━━━━━ Jeu de données

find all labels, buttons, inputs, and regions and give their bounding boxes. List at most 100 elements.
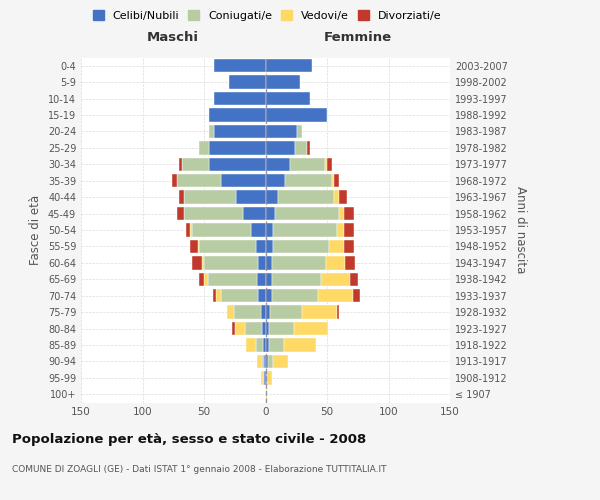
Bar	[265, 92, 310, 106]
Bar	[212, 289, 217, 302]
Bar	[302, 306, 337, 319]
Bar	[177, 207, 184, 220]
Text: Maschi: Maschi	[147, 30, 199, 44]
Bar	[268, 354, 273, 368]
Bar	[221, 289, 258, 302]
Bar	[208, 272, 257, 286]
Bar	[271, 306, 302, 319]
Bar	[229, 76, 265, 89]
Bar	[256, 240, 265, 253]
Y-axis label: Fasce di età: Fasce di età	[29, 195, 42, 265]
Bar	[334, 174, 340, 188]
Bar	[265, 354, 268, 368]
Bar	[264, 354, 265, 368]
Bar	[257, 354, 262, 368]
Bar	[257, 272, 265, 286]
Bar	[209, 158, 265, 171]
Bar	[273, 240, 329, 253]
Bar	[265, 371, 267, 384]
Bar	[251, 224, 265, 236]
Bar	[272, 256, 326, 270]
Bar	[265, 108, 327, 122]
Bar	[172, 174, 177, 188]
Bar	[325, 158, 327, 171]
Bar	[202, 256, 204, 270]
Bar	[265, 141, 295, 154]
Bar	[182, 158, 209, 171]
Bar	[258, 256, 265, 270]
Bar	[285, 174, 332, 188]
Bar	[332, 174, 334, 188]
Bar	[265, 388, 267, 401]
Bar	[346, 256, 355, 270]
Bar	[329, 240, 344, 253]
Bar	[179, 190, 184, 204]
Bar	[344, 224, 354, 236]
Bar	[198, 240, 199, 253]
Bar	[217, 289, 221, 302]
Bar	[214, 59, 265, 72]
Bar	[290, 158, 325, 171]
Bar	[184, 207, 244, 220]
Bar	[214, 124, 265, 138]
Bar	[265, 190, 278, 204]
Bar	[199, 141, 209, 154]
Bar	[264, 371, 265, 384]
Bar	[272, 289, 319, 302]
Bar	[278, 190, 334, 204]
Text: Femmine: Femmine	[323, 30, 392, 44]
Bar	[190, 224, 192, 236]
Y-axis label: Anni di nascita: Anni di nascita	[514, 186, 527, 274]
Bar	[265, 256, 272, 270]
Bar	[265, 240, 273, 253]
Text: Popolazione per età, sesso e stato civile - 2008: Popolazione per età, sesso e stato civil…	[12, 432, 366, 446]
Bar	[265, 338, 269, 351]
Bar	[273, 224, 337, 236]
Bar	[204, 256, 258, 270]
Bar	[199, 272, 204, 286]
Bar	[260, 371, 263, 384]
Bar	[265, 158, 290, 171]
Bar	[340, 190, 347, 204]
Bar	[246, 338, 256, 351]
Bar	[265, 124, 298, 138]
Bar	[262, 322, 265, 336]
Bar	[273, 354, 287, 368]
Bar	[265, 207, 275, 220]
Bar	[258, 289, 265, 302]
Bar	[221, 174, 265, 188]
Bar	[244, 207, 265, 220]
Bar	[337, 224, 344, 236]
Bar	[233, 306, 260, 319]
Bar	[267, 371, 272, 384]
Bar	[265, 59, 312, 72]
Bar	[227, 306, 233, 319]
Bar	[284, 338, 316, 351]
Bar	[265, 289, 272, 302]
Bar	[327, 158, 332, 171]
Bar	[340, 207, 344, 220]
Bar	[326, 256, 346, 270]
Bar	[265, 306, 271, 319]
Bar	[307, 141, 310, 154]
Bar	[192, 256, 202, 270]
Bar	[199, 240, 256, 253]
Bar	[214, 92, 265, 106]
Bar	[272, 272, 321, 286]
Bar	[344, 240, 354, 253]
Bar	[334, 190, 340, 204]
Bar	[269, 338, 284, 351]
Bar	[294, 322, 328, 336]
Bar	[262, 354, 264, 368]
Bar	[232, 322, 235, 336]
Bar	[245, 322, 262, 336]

━━━━━━━━━━

- Objectif -
Transformez les lignes de tous les items ci-dessus en une liste JSON de chaînes, à raison d'une chaîne par ligne. Omettez les lignes vides et laissez les images hors de la réponse.

- Résultat obtenu -
[
  "find all labels, buttons, inputs, and regions and give their bounding boxes. List at most 100 elements.",
  "Bar\t[265, 92, 310, 106]",
  "Bar\t[212, 289, 217, 302]",
  "Bar\t[302, 306, 337, 319]",
  "Bar\t[177, 207, 184, 220]",
  "Text: Maschi: Maschi\t[147, 30, 199, 44]",
  "Bar\t[268, 354, 273, 368]",
  "Bar\t[221, 289, 258, 302]",
  "Bar\t[208, 272, 257, 286]",
  "Bar\t[271, 306, 302, 319]",
  "Bar\t[229, 76, 265, 89]",
  "Bar\t[256, 240, 265, 253]",
  "Y-axis label: Fasce di età: Fasce di età\t[29, 195, 42, 265]",
  "Bar\t[334, 174, 340, 188]",
  "Bar\t[265, 354, 268, 368]",
  "Bar\t[264, 354, 265, 368]",
  "Bar\t[257, 354, 262, 368]",
  "Bar\t[257, 272, 265, 286]",
  "Bar\t[209, 158, 265, 171]",
  "Bar\t[273, 240, 329, 253]",
  "Bar\t[265, 371, 267, 384]",
  "Bar\t[251, 224, 265, 236]",
  "Bar\t[272, 256, 326, 270]",
  "Bar\t[265, 108, 327, 122]",
  "Bar\t[172, 174, 177, 188]",
  "Bar\t[325, 158, 327, 171]",
  "Bar\t[202, 256, 204, 270]",
  "Bar\t[265, 141, 295, 154]",
  "Bar\t[182, 158, 209, 171]",
  "Bar\t[258, 256, 265, 270]",
  "Bar\t[285, 174, 332, 188]",
  "Bar\t[332, 174, 334, 188]",
  "Bar\t[265, 388, 267, 401]",
  "Bar\t[346, 256, 355, 270]",
  "Bar\t[329, 240, 344, 253]",
  "Bar\t[179, 190, 184, 204]",
  "Bar\t[344, 224, 354, 236]",
  "Bar\t[198, 240, 199, 253]",
  "Bar\t[217, 289, 221, 302]",
  "Bar\t[214, 59, 265, 72]",
  "Bar\t[290, 158, 325, 171]",
  "Bar\t[184, 207, 244, 220]",
  "Bar\t[214, 124, 265, 138]",
  "Bar\t[265, 190, 278, 204]",
  "Bar\t[199, 141, 209, 154]",
  "Bar\t[264, 371, 265, 384]",
  "Bar\t[272, 289, 319, 302]",
  "Bar\t[278, 190, 334, 204]",
  "Text: Femmine: Femmine\t[323, 30, 392, 44]",
  "Bar\t[190, 224, 192, 236]",
  "Y-axis label: Anni di nascita: Anni di nascita\t[514, 186, 527, 274]",
  "Bar\t[265, 256, 272, 270]",
  "Bar\t[265, 240, 273, 253]",
  "Text: Popolazione per età, sesso e stato civile - 2008: Popolazione per età, sesso e stato civil…\t[12, 432, 366, 446]",
  "Bar\t[265, 338, 269, 351]",
  "Bar\t[273, 224, 337, 236]",
  "Bar\t[204, 256, 258, 270]",
  "Bar\t[199, 272, 204, 286]",
  "Bar\t[260, 371, 263, 384]",
  "Bar\t[265, 158, 290, 171]",
  "Bar\t[340, 190, 347, 204]",
  "Bar\t[246, 338, 256, 351]",
  "Bar\t[265, 124, 298, 138]",
  "Bar\t[262, 322, 265, 336]",
  "Bar\t[273, 354, 287, 368]",
  "Bar\t[265, 207, 275, 220]",
  "Bar\t[258, 289, 265, 302]",
  "Bar\t[221, 174, 265, 188]",
  "Bar\t[244, 207, 265, 220]",
  "Bar\t[337, 224, 344, 236]",
  "Bar\t[233, 306, 260, 319]",
  "Bar\t[267, 371, 272, 384]",
  "Bar\t[265, 59, 312, 72]",
  "Bar\t[227, 306, 233, 319]",
  "Bar\t[284, 338, 316, 351]",
  "Bar\t[265, 289, 272, 302]",
  "Bar\t[327, 158, 332, 171]",
  "Bar\t[340, 207, 344, 220]",
  "Bar\t[326, 256, 346, 270]",
  "Bar\t[265, 306, 271, 319]",
  "Bar\t[307, 141, 310, 154]",
  "Bar\t[192, 256, 202, 270]",
  "Bar\t[199, 240, 256, 253]",
  "Bar\t[214, 92, 265, 106]",
  "Bar\t[272, 272, 321, 286]",
  "Bar\t[344, 240, 354, 253]",
  "Bar\t[334, 190, 340, 204]",
  "Bar\t[269, 338, 284, 351]",
  "Bar\t[294, 322, 328, 336]",
  "Bar\t[262, 354, 264, 368]",
  "Bar\t[232, 322, 235, 336]",
  "Bar\t[245, 322, 262, 336]"
]